**ARTICLE:**
# 03 - Knowledge Graph Building

In this notebook, we convert the TMDB movie dataset into a structured knowledge graph using NetworkX.


In [1]:
import pandas as pd
import networkx as nx

In [2]:
# Load cleaned dataset
df = pd.read_csv('../data/cleaned_tmdb_movies.csv')

# Evaluate stringified lists
df['genre_names'] = df['genre_names'].apply(eval)
df['top_actors'] = df['top_actors'].apply(eval)


In [3]:
# create graph

G = nx.MultiDiGraph()  # Directed graph with possible parallel edges


In [4]:
# Add Nodes and Edges
for _, row in df.iterrows():
    movie_id = row['id']
    title = row['title_x']

    # Add movie node
    G.add_node(movie_id, type='movie', title=title)

    # Add genres
    for genre in row['genre_names']:
        genre_id = f"genre_{genre}"
        G.add_node(genre_id, type='genre', name=genre)
        G.add_edge(movie_id, genre_id, relation='has_genre')

    # Add actors
    for actor in row['top_actors']:
        actor_id = f"actor_{actor}"
        G.add_node(actor_id, type='actor', name=actor)
        G.add_edge(actor_id, movie_id, relation='acted_in')

    # Add director
    director = row['director']
        # In case director was missing
    if director:
        director_id = f"director_{director}"
        G.add_node(director_id, type='director', name=director)
        G.add_edge(director_id, movie_id, relation='directed')


In [5]:
# Save the Graph

nx.write_graphml(G, "../data/movie_knowledge_graph.graphml")


# Visualization 

In [42]:
import pandas as pd
import networkx as nx
import plotly.graph_objects as go
import numpy as np

# --- Target Director ---
target_director = "Christopher Nolan"
director_id = f"director_{target_director}"

# --- Build subgraph ---
movie_nodes = list(G.neighbors(director_id))
subgraph_nodes = [director_id] + movie_nodes

for movie_id in movie_nodes:
    neighbors = list(G.neighbors(movie_id))
    actors = [n for n in neighbors if G.nodes[n]['type'] == 'actor']
    genres = [n for n in neighbors if G.nodes[n]['type'] == 'genre']
    subgraph_nodes += actors[:1]  # Only top actor
    subgraph_nodes += genres     # All genres

subgraph_nodes = list(set(subgraph_nodes))

[Extracted data entries]

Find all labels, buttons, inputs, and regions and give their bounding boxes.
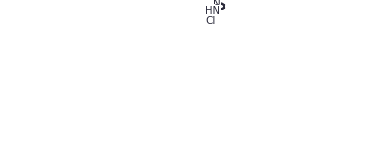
Text: Cl: Cl [205,16,215,26]
Text: N: N [212,0,220,9]
Text: S: S [213,4,220,14]
Text: HN: HN [205,6,220,16]
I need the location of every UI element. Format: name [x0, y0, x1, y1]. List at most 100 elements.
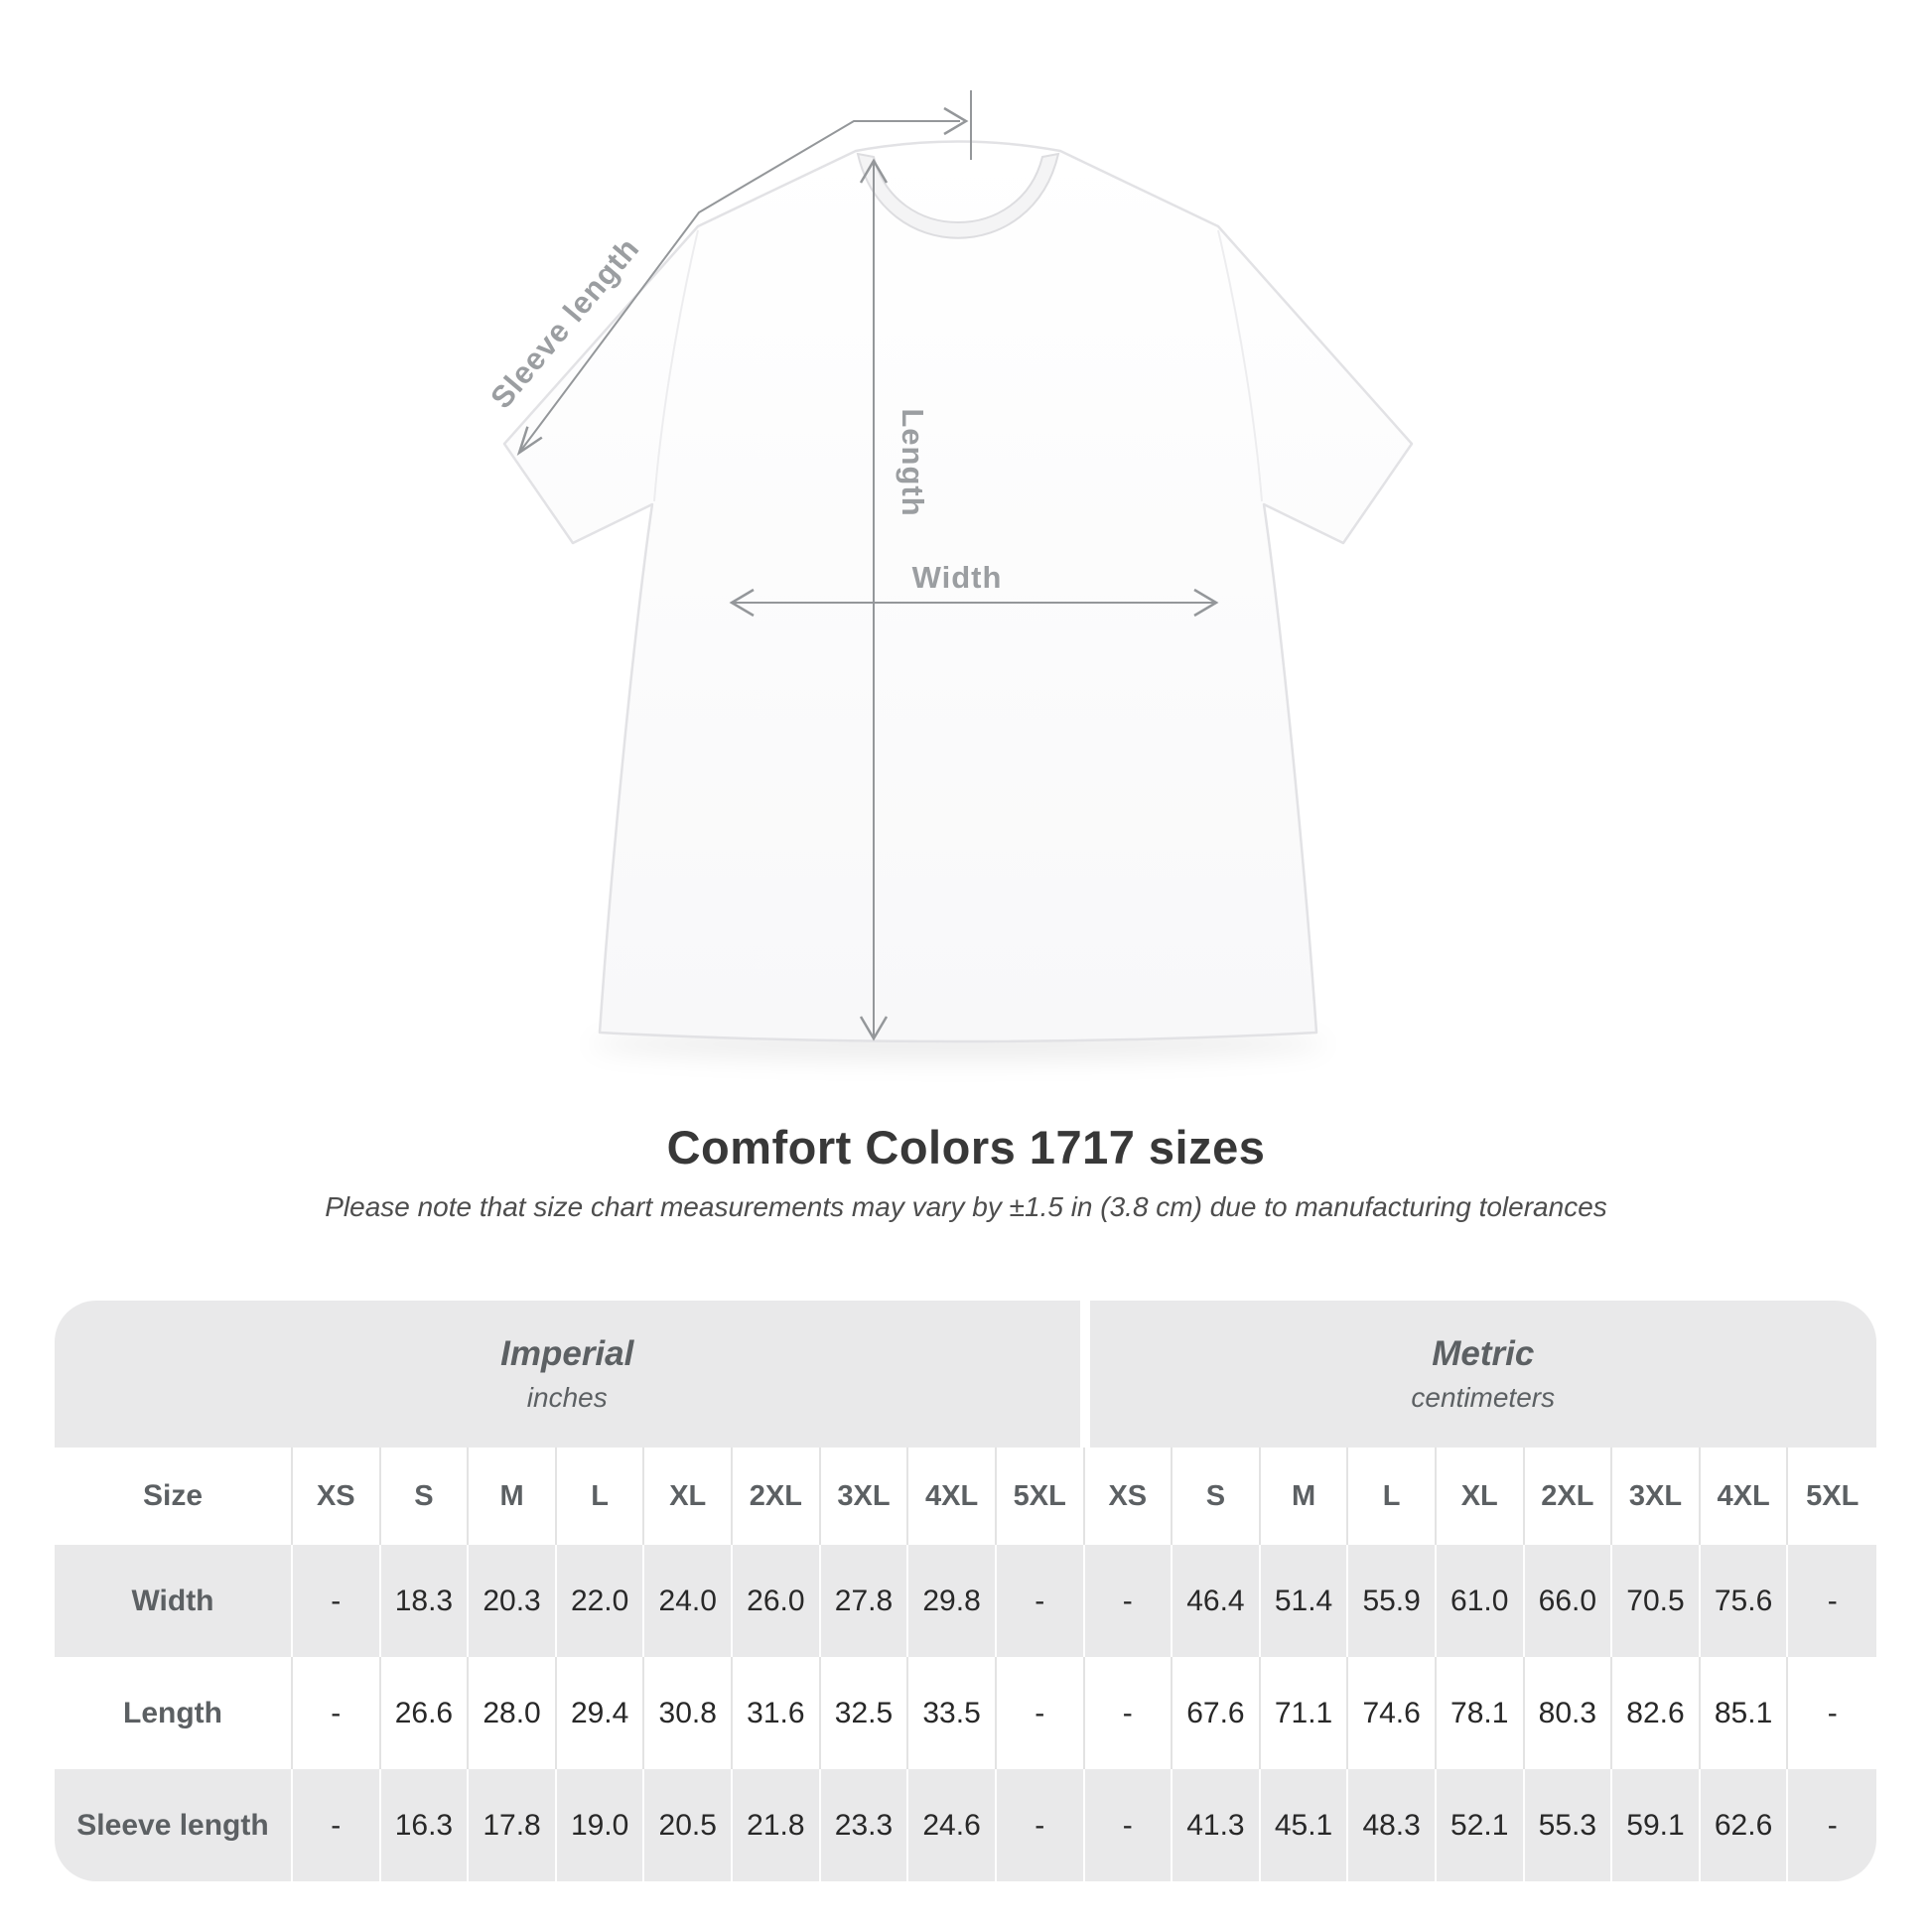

**PROMPT:**
Summarize the knowledge graph notebook above in two sentences.

**THE COMPLETED TASK:**
The notebook loads a cleaned TMDB movie dataset and converts it into a NetworkX MultiDiGraph, adding nodes for movies, genres, actors and directors linked by has_genre, acted_in and directed edges. It saves the graph as a GraphML file and then begins a visualization by gathering a subgraph of nodes around the director Christopher Nolan.